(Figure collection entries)
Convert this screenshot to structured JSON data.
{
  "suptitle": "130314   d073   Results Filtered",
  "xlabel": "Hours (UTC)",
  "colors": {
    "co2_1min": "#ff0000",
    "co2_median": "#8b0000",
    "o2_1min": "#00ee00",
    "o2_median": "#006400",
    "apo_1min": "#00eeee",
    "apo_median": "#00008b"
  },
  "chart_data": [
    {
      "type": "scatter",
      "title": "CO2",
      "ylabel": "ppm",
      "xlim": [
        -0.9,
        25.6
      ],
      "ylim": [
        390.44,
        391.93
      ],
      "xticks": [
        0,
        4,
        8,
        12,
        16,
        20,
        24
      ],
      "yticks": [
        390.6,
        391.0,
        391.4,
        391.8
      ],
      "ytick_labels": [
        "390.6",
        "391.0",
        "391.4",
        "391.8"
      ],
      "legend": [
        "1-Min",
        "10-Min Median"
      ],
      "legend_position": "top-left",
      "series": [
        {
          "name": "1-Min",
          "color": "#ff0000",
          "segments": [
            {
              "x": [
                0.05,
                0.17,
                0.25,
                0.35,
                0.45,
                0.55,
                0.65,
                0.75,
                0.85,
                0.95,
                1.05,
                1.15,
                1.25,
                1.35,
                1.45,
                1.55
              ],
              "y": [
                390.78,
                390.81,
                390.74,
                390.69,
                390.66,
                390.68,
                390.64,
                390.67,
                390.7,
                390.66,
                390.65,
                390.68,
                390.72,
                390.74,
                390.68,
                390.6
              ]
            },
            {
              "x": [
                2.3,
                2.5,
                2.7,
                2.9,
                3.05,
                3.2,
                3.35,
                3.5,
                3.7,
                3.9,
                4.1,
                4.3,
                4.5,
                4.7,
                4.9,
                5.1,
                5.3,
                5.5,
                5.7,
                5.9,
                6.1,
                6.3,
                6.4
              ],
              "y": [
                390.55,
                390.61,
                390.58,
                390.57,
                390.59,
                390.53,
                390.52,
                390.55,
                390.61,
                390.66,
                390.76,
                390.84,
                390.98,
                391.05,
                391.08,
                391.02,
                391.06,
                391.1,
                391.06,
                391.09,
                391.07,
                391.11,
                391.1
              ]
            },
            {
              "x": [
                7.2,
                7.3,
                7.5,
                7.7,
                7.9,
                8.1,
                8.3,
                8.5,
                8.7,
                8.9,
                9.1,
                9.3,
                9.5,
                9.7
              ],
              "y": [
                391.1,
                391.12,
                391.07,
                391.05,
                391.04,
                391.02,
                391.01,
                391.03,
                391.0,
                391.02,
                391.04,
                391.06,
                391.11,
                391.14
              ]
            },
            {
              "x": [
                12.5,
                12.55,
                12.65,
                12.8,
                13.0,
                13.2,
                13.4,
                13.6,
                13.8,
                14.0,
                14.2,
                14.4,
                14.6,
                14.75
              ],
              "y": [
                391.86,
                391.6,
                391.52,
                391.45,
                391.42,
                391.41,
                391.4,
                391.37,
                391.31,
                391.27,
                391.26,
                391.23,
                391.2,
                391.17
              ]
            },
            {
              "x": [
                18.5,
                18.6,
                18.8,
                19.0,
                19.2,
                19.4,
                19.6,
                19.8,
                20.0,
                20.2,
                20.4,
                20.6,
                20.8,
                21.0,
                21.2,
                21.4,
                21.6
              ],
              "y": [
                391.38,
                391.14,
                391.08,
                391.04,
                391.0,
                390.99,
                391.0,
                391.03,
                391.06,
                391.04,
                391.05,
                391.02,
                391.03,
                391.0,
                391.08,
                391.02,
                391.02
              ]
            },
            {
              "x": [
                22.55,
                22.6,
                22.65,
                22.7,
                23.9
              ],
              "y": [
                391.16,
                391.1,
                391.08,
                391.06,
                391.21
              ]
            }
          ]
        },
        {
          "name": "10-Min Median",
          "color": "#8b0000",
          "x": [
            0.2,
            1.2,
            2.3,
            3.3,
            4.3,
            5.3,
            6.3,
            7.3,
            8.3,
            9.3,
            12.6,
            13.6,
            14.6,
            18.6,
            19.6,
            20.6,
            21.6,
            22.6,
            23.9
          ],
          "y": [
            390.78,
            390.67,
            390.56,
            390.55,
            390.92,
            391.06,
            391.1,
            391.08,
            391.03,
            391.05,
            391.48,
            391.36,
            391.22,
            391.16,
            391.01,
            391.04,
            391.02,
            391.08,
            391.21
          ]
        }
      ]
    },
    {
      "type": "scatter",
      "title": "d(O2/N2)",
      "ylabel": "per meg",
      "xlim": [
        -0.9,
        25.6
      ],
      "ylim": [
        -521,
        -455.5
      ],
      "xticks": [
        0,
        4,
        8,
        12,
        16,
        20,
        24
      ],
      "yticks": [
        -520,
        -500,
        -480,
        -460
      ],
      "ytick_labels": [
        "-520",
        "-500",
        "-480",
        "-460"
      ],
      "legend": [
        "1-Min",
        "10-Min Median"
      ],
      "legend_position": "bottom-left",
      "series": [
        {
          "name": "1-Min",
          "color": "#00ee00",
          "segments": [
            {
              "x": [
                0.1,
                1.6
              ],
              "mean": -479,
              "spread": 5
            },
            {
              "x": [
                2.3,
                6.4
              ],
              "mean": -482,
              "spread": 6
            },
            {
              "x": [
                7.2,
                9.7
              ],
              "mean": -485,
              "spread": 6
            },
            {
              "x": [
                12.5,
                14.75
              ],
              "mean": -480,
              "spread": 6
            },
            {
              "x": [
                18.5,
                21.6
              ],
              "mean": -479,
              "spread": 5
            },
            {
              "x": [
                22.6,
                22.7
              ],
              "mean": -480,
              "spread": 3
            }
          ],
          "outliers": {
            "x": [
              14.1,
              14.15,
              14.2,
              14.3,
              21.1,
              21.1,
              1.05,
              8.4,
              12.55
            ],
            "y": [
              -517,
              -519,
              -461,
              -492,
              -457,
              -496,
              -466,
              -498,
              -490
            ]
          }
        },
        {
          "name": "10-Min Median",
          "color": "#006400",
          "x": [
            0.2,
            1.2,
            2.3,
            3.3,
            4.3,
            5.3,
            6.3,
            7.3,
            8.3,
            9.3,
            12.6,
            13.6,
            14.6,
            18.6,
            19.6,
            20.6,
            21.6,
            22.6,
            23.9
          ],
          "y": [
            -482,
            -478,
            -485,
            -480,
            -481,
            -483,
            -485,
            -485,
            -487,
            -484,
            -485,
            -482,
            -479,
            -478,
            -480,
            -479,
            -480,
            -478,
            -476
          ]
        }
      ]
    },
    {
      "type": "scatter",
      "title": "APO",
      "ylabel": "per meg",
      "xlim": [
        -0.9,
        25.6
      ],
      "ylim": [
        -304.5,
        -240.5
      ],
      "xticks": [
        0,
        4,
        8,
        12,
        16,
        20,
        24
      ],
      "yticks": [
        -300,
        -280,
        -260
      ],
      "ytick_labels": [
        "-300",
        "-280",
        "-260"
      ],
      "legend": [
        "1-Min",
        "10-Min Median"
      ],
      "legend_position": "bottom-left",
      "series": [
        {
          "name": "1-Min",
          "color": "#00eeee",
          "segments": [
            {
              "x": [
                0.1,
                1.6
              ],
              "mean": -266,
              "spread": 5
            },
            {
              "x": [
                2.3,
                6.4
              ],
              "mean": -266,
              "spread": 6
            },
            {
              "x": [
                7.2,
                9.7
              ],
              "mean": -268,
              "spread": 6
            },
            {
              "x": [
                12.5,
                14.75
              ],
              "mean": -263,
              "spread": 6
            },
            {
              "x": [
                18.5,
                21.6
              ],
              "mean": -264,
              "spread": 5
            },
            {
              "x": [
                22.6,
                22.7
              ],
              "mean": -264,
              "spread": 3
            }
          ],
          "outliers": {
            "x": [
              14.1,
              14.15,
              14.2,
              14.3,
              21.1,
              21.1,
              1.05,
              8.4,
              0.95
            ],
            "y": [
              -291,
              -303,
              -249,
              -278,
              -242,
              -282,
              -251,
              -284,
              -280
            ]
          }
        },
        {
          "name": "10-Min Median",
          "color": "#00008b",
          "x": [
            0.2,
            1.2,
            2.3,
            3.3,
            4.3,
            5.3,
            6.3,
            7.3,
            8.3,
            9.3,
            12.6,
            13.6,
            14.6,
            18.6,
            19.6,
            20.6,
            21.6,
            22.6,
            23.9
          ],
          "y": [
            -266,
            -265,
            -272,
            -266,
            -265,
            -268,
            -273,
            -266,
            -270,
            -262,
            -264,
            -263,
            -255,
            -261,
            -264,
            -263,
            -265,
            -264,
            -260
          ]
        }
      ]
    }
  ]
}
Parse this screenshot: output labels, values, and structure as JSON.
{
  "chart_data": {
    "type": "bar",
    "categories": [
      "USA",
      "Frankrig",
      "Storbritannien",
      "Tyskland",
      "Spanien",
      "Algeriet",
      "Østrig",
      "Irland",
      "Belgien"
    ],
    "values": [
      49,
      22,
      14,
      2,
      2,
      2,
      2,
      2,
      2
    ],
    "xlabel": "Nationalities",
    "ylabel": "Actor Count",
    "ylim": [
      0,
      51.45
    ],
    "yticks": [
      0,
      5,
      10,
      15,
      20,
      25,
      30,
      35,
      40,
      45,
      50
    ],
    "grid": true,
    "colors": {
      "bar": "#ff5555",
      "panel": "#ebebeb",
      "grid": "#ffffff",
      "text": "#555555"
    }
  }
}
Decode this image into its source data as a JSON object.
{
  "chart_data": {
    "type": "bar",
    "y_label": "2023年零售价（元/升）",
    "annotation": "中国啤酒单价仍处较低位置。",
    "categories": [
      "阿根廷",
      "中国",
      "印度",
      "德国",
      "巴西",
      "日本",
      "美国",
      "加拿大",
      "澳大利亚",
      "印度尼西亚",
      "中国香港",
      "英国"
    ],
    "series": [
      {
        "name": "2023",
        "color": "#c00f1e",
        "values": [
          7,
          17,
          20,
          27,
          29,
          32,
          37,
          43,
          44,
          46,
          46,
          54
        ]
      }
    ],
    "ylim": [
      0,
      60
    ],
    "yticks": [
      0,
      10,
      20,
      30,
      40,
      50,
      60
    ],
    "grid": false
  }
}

• _WHAT TO WORK ON_
Gather all lines of the records that include the word "xlabel".

• _REPLY TO THE EXERCISE_
  "xlabel": "Hours (UTC)",
    "xlabel": "Nationalities",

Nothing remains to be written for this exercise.